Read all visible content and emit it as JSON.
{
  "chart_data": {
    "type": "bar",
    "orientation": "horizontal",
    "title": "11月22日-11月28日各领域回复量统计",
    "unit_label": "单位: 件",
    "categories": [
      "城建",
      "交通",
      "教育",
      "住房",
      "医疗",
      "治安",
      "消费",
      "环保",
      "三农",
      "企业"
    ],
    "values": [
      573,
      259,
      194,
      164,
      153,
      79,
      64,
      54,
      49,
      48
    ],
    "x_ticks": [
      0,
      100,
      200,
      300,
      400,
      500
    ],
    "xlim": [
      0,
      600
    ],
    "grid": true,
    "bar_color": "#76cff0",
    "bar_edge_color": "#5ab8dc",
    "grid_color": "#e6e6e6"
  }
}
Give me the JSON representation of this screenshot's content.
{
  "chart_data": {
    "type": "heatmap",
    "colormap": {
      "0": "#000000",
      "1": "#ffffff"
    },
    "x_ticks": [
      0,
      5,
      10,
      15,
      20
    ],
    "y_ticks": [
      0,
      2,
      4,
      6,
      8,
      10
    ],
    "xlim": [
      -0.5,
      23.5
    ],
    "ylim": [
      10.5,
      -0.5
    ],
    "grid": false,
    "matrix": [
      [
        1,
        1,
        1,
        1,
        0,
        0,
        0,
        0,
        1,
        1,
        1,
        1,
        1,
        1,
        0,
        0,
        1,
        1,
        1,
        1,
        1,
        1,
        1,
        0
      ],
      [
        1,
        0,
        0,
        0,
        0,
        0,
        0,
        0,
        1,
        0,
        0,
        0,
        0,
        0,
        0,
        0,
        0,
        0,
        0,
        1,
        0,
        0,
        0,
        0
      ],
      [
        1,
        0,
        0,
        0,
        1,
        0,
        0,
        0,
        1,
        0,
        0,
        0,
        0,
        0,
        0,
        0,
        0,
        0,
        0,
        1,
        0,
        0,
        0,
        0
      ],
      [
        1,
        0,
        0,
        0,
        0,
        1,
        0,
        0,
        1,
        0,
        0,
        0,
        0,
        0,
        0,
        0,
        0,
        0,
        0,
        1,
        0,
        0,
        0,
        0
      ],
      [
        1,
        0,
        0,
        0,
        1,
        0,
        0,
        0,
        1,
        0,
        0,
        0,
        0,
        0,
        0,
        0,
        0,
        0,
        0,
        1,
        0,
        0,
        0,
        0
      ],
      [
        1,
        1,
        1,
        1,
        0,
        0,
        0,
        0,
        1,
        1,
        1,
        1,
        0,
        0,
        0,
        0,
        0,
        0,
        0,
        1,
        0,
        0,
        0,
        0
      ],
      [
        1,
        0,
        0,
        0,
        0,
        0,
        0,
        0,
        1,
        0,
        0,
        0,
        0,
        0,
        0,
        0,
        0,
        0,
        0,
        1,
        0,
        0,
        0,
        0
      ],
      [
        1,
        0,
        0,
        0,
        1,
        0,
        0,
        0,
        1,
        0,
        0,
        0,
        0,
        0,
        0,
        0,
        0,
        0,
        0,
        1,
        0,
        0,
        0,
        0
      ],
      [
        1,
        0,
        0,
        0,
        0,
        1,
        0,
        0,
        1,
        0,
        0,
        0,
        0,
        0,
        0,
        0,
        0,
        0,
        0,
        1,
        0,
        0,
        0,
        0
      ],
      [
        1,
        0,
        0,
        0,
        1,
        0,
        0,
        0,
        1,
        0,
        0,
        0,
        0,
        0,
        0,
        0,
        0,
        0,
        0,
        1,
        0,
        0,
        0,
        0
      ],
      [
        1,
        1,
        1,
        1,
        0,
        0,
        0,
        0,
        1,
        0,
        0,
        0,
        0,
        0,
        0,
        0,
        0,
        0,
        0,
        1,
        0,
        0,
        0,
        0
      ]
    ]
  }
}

WRITTEN EXERCISE: Copy each record from above without leaving any out.

FULL OUTPUT:
Read all visible content and emit it as JSON.
{
  "chart_data": {
    "type": "bar",
    "orientation": "horizontal",
    "title": "11月22日-11月28日各领域回复量统计",
    "unit_label": "单位: 件",
    "categories": [
      "城建",
      "交通",
      "教育",
      "住房",
      "医疗",
      "治安",
      "消费",
      "环保",
      "三农",
      "企业"
    ],
    "values": [
      573,
      259,
      194,
      164,
      153,
      79,
      64,
      54,
      49,
      48
    ],
    "x_ticks": [
      0,
      100,
      200,
      300,
      400,
      500
    ],
    "xlim": [
      0,
      600
    ],
    "grid": true,
    "bar_color": "#76cff0",
    "bar_edge_color": "#5ab8dc",
    "grid_color": "#e6e6e6"
  }
}
Give me the JSON representation of this screenshot's content.
{
  "chart_data": {
    "type": "heatmap",
    "colormap": {
      "0": "#000000",
      "1": "#ffffff"
    },
    "x_ticks": [
      0,
      5,
      10,
      15,
      20
    ],
    "y_ticks": [
      0,
      2,
      4,
      6,
      8,
      10
    ],
    "xlim": [
      -0.5,
      23.5
    ],
    "ylim": [
      10.5,
      -0.5
    ],
    "grid": false,
    "matrix": [
      [
        1,
        1,
        1,
        1,
        0,
        0,
        0,
        0,
        1,
        1,
        1,
        1,
        1,
        1,
        0,
        0,
        1,
        1,
        1,
        1,
        1,
        1,
        1,
        0
      ],
      [
        1,
        0,
        0,
        0,
        0,
        0,
        0,
        0,
        1,
        0,
        0,
        0,
        0,
        0,
        0,
        0,
        0,
        0,
        0,
        1,
        0,
        0,
        0,
        0
      ],
      [
        1,
        0,
        0,
        0,
        1,
        0,
        0,
        0,
        1,
        0,
        0,
        0,
        0,
        0,
        0,
        0,
        0,
        0,
        0,
        1,
        0,
        0,
        0,
        0
      ],
      [
        1,
        0,
        0,
        0,
        0,
        1,
        0,
        0,
        1,
        0,
        0,
        0,
        0,
        0,
        0,
        0,
        0,
        0,
        0,
        1,
        0,
        0,
        0,
        0
      ],
      [
        1,
        0,
        0,
        0,
        1,
        0,
        0,
        0,
        1,
        0,
        0,
        0,
        0,
        0,
        0,
        0,
        0,
        0,
        0,
        1,
        0,
        0,
        0,
        0
      ],
      [
        1,
        1,
        1,
        1,
        0,
        0,
        0,
        0,
        1,
        1,
        1,
        1,
        0,
        0,
        0,
        0,
        0,
        0,
        0,
        1,
        0,
        0,
        0,
        0
      ],
      [
        1,
        0,
        0,
        0,
        0,
        0,
        0,
        0,
        1,
        0,
        0,
        0,
        0,
        0,
        0,
        0,
        0,
        0,
        0,
        1,
        0,
        0,
        0,
        0
      ],
      [
        1,
        0,
        0,
        0,
        1,
        0,
        0,
        0,
        1,
        0,
        0,
        0,
        0,
        0,
        0,
        0,
        0,
        0,
        0,
        1,
        0,
        0,
        0,
        0
      ],
      [
        1,
        0,
        0,
        0,
        0,
        1,
        0,
        0,
        1,
        0,
        0,
        0,
        0,
        0,
        0,
        0,
        0,
        0,
        0,
        1,
        0,
        0,
        0,
        0
      ],
      [
        1,
        0,
        0,
        0,
        1,
        0,
        0,
        0,
        1,
        0,
        0,
        0,
        0,
        0,
        0,
        0,
        0,
        0,
        0,
        1,
        0,
        0,
        0,
        0
      ],
      [
        1,
        1,
        1,
        1,
        0,
        0,
        0,
        0,
        1,
        0,
        0,
        0,
        0,
        0,
        0,
        0,
        0,
        0,
        0,
        1,
        0,
        0,
        0,
        0
      ]
    ]
  }
}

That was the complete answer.